» BRIEF:
Write out all records as given; omit images.

» GIVEN INFORMATION:
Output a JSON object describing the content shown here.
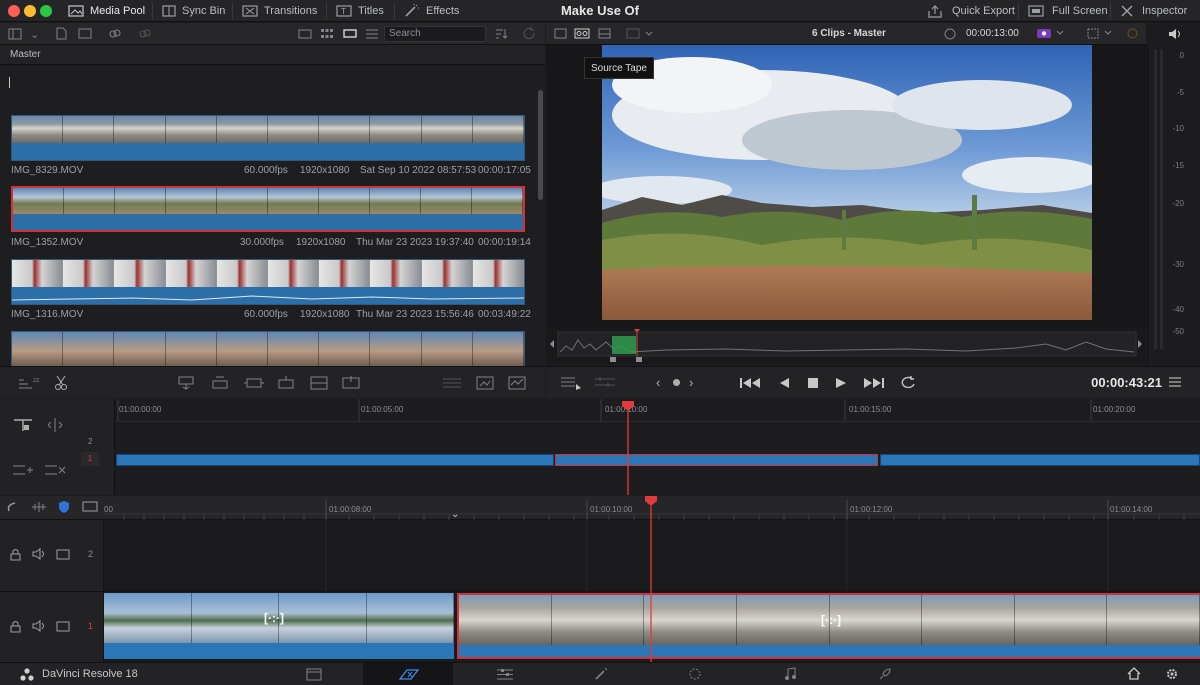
{
  "window": {
    "title": "Make Use Of"
  },
  "topbar": {
    "media_pool": "Media Pool",
    "sync_bin": "Sync Bin",
    "transitions": "Transitions",
    "titles": "Titles",
    "effects": "Effects",
    "quick_export": "Quick Export",
    "full_screen": "Full Screen",
    "inspector": "Inspector"
  },
  "media_pool": {
    "search_placeholder": "Search",
    "bin_name": "Master",
    "clips": [
      {
        "name": "IMG_8329.MOV",
        "fps": "60.000fps",
        "res": "1920x1080",
        "date": "Sat Sep 10 2022 08:57:53",
        "duration": "00:00:17:05",
        "selected": false
      },
      {
        "name": "IMG_1352.MOV",
        "fps": "30.000fps",
        "res": "1920x1080",
        "date": "Thu Mar 23 2023 19:37:40",
        "duration": "00:00:19:14",
        "selected": true
      },
      {
        "name": "IMG_1316.MOV",
        "fps": "60.000fps",
        "res": "1920x1080",
        "date": "Thu Mar 23 2023 15:56:46",
        "duration": "00:03:49:22",
        "selected": false
      }
    ]
  },
  "viewer": {
    "clip_info": "6 Clips - Master",
    "timecode_top": "00:00:13:00",
    "tooltip": "Source Tape"
  },
  "audio_meter": {
    "ticks": [
      "0",
      "-5",
      "-10",
      "-15",
      "-20",
      "-30",
      "-40",
      "-50"
    ]
  },
  "transport": {
    "timecode": "00:00:43:21"
  },
  "upper_timeline": {
    "ruler": [
      "01:00:00:00",
      "01:00:05:00",
      "01:00:10:00",
      "01:00:15:00",
      "01:00:20:00"
    ],
    "track_numbers": [
      "2",
      "1"
    ]
  },
  "lower_timeline": {
    "ruler": [
      "00",
      "01:00:08:00",
      "01:00:10:00",
      "01:00:12:00",
      "01:00:14:00"
    ],
    "track_numbers": [
      "2",
      "1"
    ]
  },
  "bottom": {
    "app_name": "DaVinci Resolve 18"
  },
  "colors": {
    "accent": "#2b76b6",
    "playhead": "#e23b3b",
    "selection": "#d2313a"
  }
}
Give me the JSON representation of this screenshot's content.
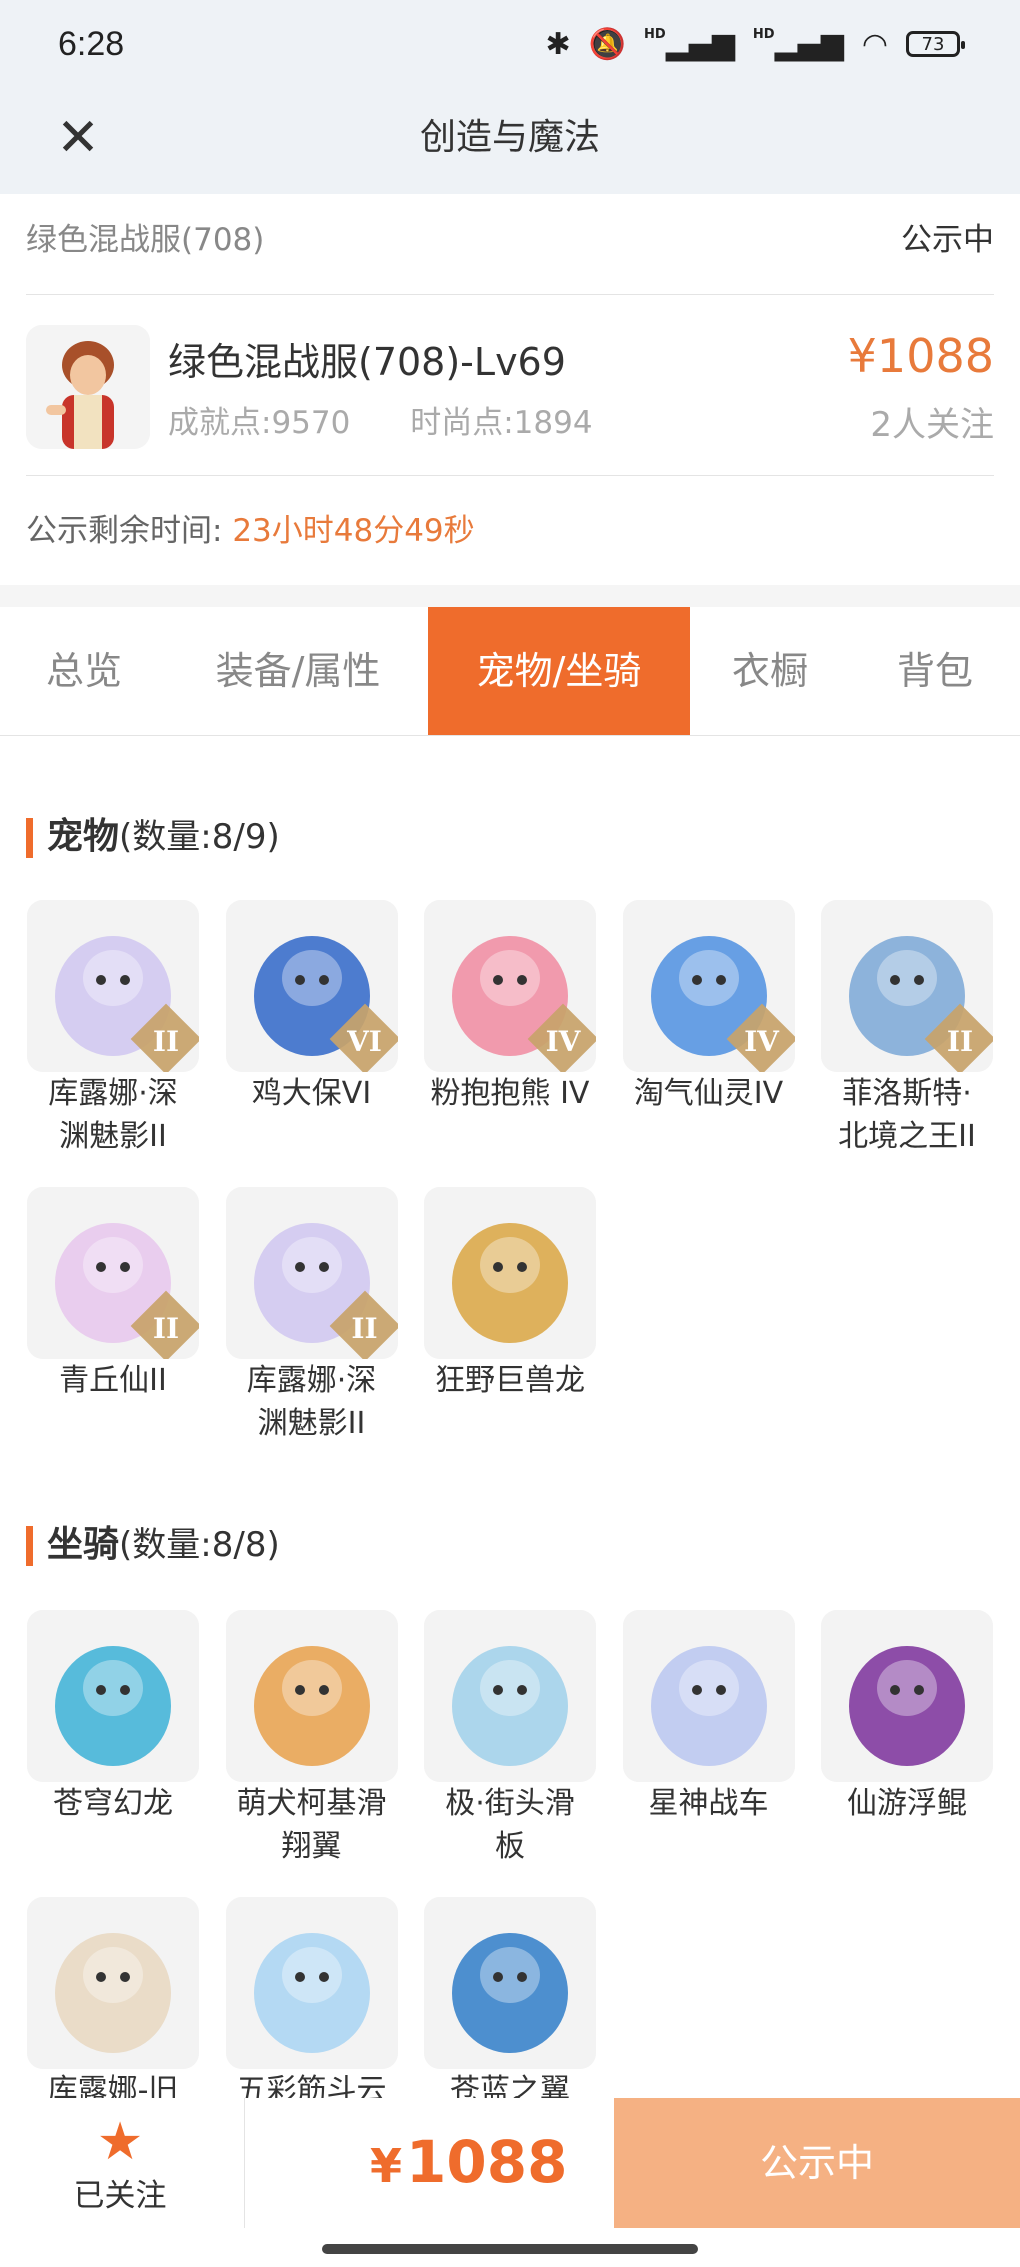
{
  "status_bar": {
    "time": "6:28",
    "battery": "73"
  },
  "header": {
    "title": "创造与魔法"
  },
  "listing": {
    "name": "绿色混战服(708)",
    "status": "公示中"
  },
  "role": {
    "title": "绿色混战服(708)-Lv69",
    "achievement": "成就点:9570",
    "fashion": "时尚点:1894",
    "price": "¥1088",
    "followers": "2人关注"
  },
  "countdown": {
    "label": "公示剩余时间:",
    "value": "23小时48分49秒"
  },
  "tabs": [
    {
      "label": "总览"
    },
    {
      "label": "装备/属性"
    },
    {
      "label": "宠物/坐骑"
    },
    {
      "label": "衣橱"
    },
    {
      "label": "背包"
    }
  ],
  "pets": {
    "title": "宠物",
    "count": "(数量:8/9)",
    "items": [
      {
        "line1": "库露娜·深",
        "line2": "渊魅影II",
        "badge": "II",
        "color": "#cfc6f0"
      },
      {
        "line1": "鸡大保VI",
        "line2": "",
        "badge": "VI",
        "color": "#2f66c8"
      },
      {
        "line1": "粉抱抱熊 IV",
        "line2": "",
        "badge": "IV",
        "color": "#f08aa0"
      },
      {
        "line1": "淘气仙灵IV",
        "line2": "",
        "badge": "IV",
        "color": "#4e8fe0"
      },
      {
        "line1": "菲洛斯特·",
        "line2": "北境之王II",
        "badge": "II",
        "color": "#7aa7d6"
      },
      {
        "line1": "青丘仙II",
        "line2": "",
        "badge": "II",
        "color": "#e6c6ec"
      },
      {
        "line1": "库露娜·深",
        "line2": "渊魅影II",
        "badge": "II",
        "color": "#cfc6f0"
      },
      {
        "line1": "狂野巨兽龙",
        "line2": "",
        "badge": "",
        "color": "#d9a441"
      }
    ]
  },
  "mounts": {
    "title": "坐骑",
    "count": "(数量:8/8)",
    "items": [
      {
        "line1": "苍穹幻龙",
        "line2": "",
        "color": "#3bb0d6"
      },
      {
        "line1": "萌犬柯基滑",
        "line2": "翔翼",
        "color": "#e7a04a"
      },
      {
        "line1": "极·街头滑",
        "line2": "板",
        "color": "#9fd0ea"
      },
      {
        "line1": "星神战车",
        "line2": "",
        "color": "#b9c6f0"
      },
      {
        "line1": "仙游浮鲲",
        "line2": "",
        "color": "#7a2f9a"
      },
      {
        "line1": "库露娜-旧",
        "line2": "",
        "color": "#e8d7c0"
      },
      {
        "line1": "五彩筋斗云",
        "line2": "",
        "color": "#a8d4f2"
      },
      {
        "line1": "苍蓝之翼",
        "line2": "",
        "color": "#2f7cc8"
      }
    ]
  },
  "bottom": {
    "follow_label": "已关注",
    "price": "1088",
    "currency": "¥",
    "cta": "公示中"
  },
  "colors": {
    "accent": "#ef6c2c",
    "price": "#e87a3b",
    "cta_disabled": "#f5b183"
  }
}
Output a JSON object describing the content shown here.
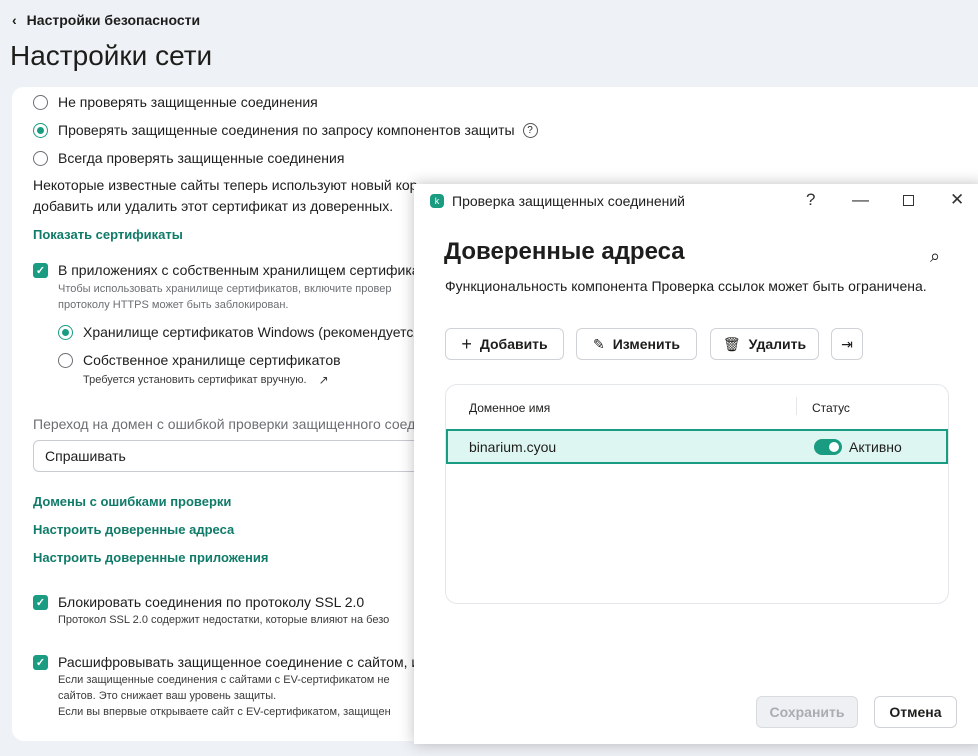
{
  "header": {
    "back_label": "Настройки безопасности",
    "title": "Настройки сети"
  },
  "settings": {
    "radios": [
      "Не проверять защищенные соединения",
      "Проверять защищенные соединения по запросу компонентов защиты",
      "Всегда проверять защищенные соединения"
    ],
    "info_line1": "Некоторые известные сайты теперь используют новый кор",
    "info_line2": "добавить или удалить этот сертификат из доверенных.",
    "show_certs": "Показать сертификаты",
    "own_store_label": "В приложениях с собственным хранилищем сертифика",
    "own_store_sub1": "Чтобы использовать хранилище сертификатов, включите провер",
    "own_store_sub2": "протоколу HTTPS может быть заблокирован.",
    "store_windows": "Хранилище сертификатов Windows (рекомендуется",
    "store_own": "Собственное хранилище сертификатов",
    "store_own_sub": "Требуется установить сертификат вручную.",
    "domain_error_label": "Переход на домен с ошибкой проверки защищенного соед",
    "domain_error_value": "Спрашивать",
    "link_domains": "Домены с ошибками проверки",
    "link_trusted_addr": "Настроить доверенные адреса",
    "link_trusted_apps": "Настроить доверенные приложения",
    "ssl_label": "Блокировать соединения по протоколу SSL 2.0",
    "ssl_sub": "Протокол SSL 2.0 содержит недостатки, которые влияют на безо",
    "ev_label": "Расшифровывать защищенное соединение с сайтом, и",
    "ev_sub1": "Если защищенные соединения с сайтами с EV-сертификатом не",
    "ev_sub2": "сайтов. Это снижает ваш уровень защиты.",
    "ev_sub3": "Если вы впервые открываете сайт с EV-сертификатом, защищен"
  },
  "dialog": {
    "window_title": "Проверка защищенных соединений",
    "logo_letter": "k",
    "heading": "Доверенные адреса",
    "description": "Функциональность компонента Проверка ссылок может быть ограничена.",
    "add": "Добавить",
    "edit": "Изменить",
    "delete": "Удалить",
    "columns": [
      "Доменное имя",
      "Статус"
    ],
    "rows": [
      {
        "domain": "binarium.cyou",
        "status": "Активно",
        "enabled": true
      }
    ],
    "save": "Сохранить",
    "cancel": "Отмена"
  }
}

» RESPONSE FOR THIS EXERCISE:
Output a JSON object describing the content shown here.
{
  "window": {
    "title": "Make Use Of"
  },
  "topbar": {
    "media_pool": "Media Pool",
    "sync_bin": "Sync Bin",
    "transitions": "Transitions",
    "titles": "Titles",
    "effects": "Effects",
    "quick_export": "Quick Export",
    "full_screen": "Full Screen",
    "inspector": "Inspector"
  },
  "media_pool": {
    "search_placeholder": "Search",
    "bin_name": "Master",
    "clips": [
      {
        "name": "IMG_8329.MOV",
        "fps": "60.000fps",
        "res": "1920x1080",
        "date": "Sat Sep 10 2022 08:57:53",
        "duration": "00:00:17:05",
        "selected": false
      },
      {
        "name": "IMG_1352.MOV",
        "fps": "30.000fps",
        "res": "1920x1080",
        "date": "Thu Mar 23 2023 19:37:40",
        "duration": "00:00:19:14",
        "selected": true
      },
      {
        "name": "IMG_1316.MOV",
        "fps": "60.000fps",
        "res": "1920x1080",
        "date": "Thu Mar 23 2023 15:56:46",
        "duration": "00:03:49:22",
        "selected": false
      }
    ]
  },
  "viewer": {
    "clip_info": "6 Clips - Master",
    "timecode_top": "00:00:13:00",
    "tooltip": "Source Tape"
  },
  "audio_meter": {
    "ticks": [
      "0",
      "-5",
      "-10",
      "-15",
      "-20",
      "-30",
      "-40",
      "-50"
    ]
  },
  "transport": {
    "timecode": "00:00:43:21"
  },
  "upper_timeline": {
    "ruler": [
      "01:00:00:00",
      "01:00:05:00",
      "01:00:10:00",
      "01:00:15:00",
      "01:00:20:00"
    ],
    "track_numbers": [
      "2",
      "1"
    ]
  },
  "lower_timeline": {
    "ruler": [
      "00",
      "01:00:08:00",
      "01:00:10:00",
      "01:00:12:00",
      "01:00:14:00"
    ],
    "track_numbers": [
      "2",
      "1"
    ]
  },
  "bottom": {
    "app_name": "DaVinci Resolve 18"
  },
  "colors": {
    "accent": "#2b76b6",
    "playhead": "#e23b3b",
    "selection": "#d2313a"
  }
}
Give me the JSON representation of this screenshot's content.
{
  "status_bar": {
    "time": "6:28",
    "battery": "73"
  },
  "header": {
    "title": "创造与魔法"
  },
  "listing": {
    "name": "绿色混战服(708)",
    "status": "公示中"
  },
  "role": {
    "title": "绿色混战服(708)-Lv69",
    "achievement": "成就点:9570",
    "fashion": "时尚点:1894",
    "price": "¥1088",
    "followers": "2人关注"
  },
  "countdown": {
    "label": "公示剩余时间:",
    "value": "23小时48分49秒"
  },
  "tabs": [
    {
      "label": "总览"
    },
    {
      "label": "装备/属性"
    },
    {
      "label": "宠物/坐骑"
    },
    {
      "label": "衣橱"
    },
    {
      "label": "背包"
    }
  ],
  "pets": {
    "title": "宠物",
    "count": "(数量:8/9)",
    "items": [
      {
        "line1": "库露娜·深",
        "line2": "渊魅影II",
        "badge": "II",
        "color": "#cfc6f0"
      },
      {
        "line1": "鸡大保VI",
        "line2": "",
        "badge": "VI",
        "color": "#2f66c8"
      },
      {
        "line1": "粉抱抱熊 IV",
        "line2": "",
        "badge": "IV",
        "color": "#f08aa0"
      },
      {
        "line1": "淘气仙灵IV",
        "line2": "",
        "badge": "IV",
        "color": "#4e8fe0"
      },
      {
        "line1": "菲洛斯特·",
        "line2": "北境之王II",
        "badge": "II",
        "color": "#7aa7d6"
      },
      {
        "line1": "青丘仙II",
        "line2": "",
        "badge": "II",
        "color": "#e6c6ec"
      },
      {
        "line1": "库露娜·深",
        "line2": "渊魅影II",
        "badge": "II",
        "color": "#cfc6f0"
      },
      {
        "line1": "狂野巨兽龙",
        "line2": "",
        "badge": "",
        "color": "#d9a441"
      }
    ]
  },
  "mounts": {
    "title": "坐骑",
    "count": "(数量:8/8)",
    "items": [
      {
        "line1": "苍穹幻龙",
        "line2": "",
        "color": "#3bb0d6"
      },
      {
        "line1": "萌犬柯基滑",
        "line2": "翔翼",
        "color": "#e7a04a"
      },
      {
        "line1": "极·街头滑",
        "line2": "板",
        "color": "#9fd0ea"
      },
      {
        "line1": "星神战车",
        "line2": "",
        "color": "#b9c6f0"
      },
      {
        "line1": "仙游浮鲲",
        "line2": "",
        "color": "#7a2f9a"
      },
      {
        "line1": "库露娜-旧",
        "line2": "",
        "color": "#e8d7c0"
      },
      {
        "line1": "五彩筋斗云",
        "line2": "",
        "color": "#a8d4f2"
      },
      {
        "line1": "苍蓝之翼",
        "line2": "",
        "color": "#2f7cc8"
      }
    ]
  },
  "bottom": {
    "follow_label": "已关注",
    "price": "1088",
    "currency": "¥",
    "cta": "公示中"
  },
  "colors": {
    "accent": "#ef6c2c",
    "price": "#e87a3b",
    "cta_disabled": "#f5b183"
  }
}
Output a JSON object describing the content shown here.
{
  "header": {
    "back_label": "Настройки безопасности",
    "title": "Настройки сети"
  },
  "settings": {
    "radios": [
      "Не проверять защищенные соединения",
      "Проверять защищенные соединения по запросу компонентов защиты",
      "Всегда проверять защищенные соединения"
    ],
    "info_line1": "Некоторые известные сайты теперь используют новый кор",
    "info_line2": "добавить или удалить этот сертификат из доверенных.",
    "show_certs": "Показать сертификаты",
    "own_store_label": "В приложениях с собственным хранилищем сертифика",
    "own_store_sub1": "Чтобы использовать хранилище сертификатов, включите провер",
    "own_store_sub2": "протоколу HTTPS может быть заблокирован.",
    "store_windows": "Хранилище сертификатов Windows (рекомендуется",
    "store_own": "Собственное хранилище сертификатов",
    "store_own_sub": "Требуется установить сертификат вручную.",
    "domain_error_label": "Переход на домен с ошибкой проверки защищенного соед",
    "domain_error_value": "Спрашивать",
    "link_domains": "Домены с ошибками проверки",
    "link_trusted_addr": "Настроить доверенные адреса",
    "link_trusted_apps": "Настроить доверенные приложения",
    "ssl_label": "Блокировать соединения по протоколу SSL 2.0",
    "ssl_sub": "Протокол SSL 2.0 содержит недостатки, которые влияют на безо",
    "ev_label": "Расшифровывать защищенное соединение с сайтом, и",
    "ev_sub1": "Если защищенные соединения с сайтами с EV-сертификатом не",
    "ev_sub2": "сайтов. Это снижает ваш уровень защиты.",
    "ev_sub3": "Если вы впервые открываете сайт с EV-сертификатом, защищен"
  },
  "dialog": {
    "window_title": "Проверка защищенных соединений",
    "logo_letter": "k",
    "heading": "Доверенные адреса",
    "description": "Функциональность компонента Проверка ссылок может быть ограничена.",
    "add": "Добавить",
    "edit": "Изменить",
    "delete": "Удалить",
    "columns": [
      "Доменное имя",
      "Статус"
    ],
    "rows": [
      {
        "domain": "binarium.cyou",
        "status": "Активно",
        "enabled": true
      }
    ],
    "save": "Сохранить",
    "cancel": "Отмена"
  }
}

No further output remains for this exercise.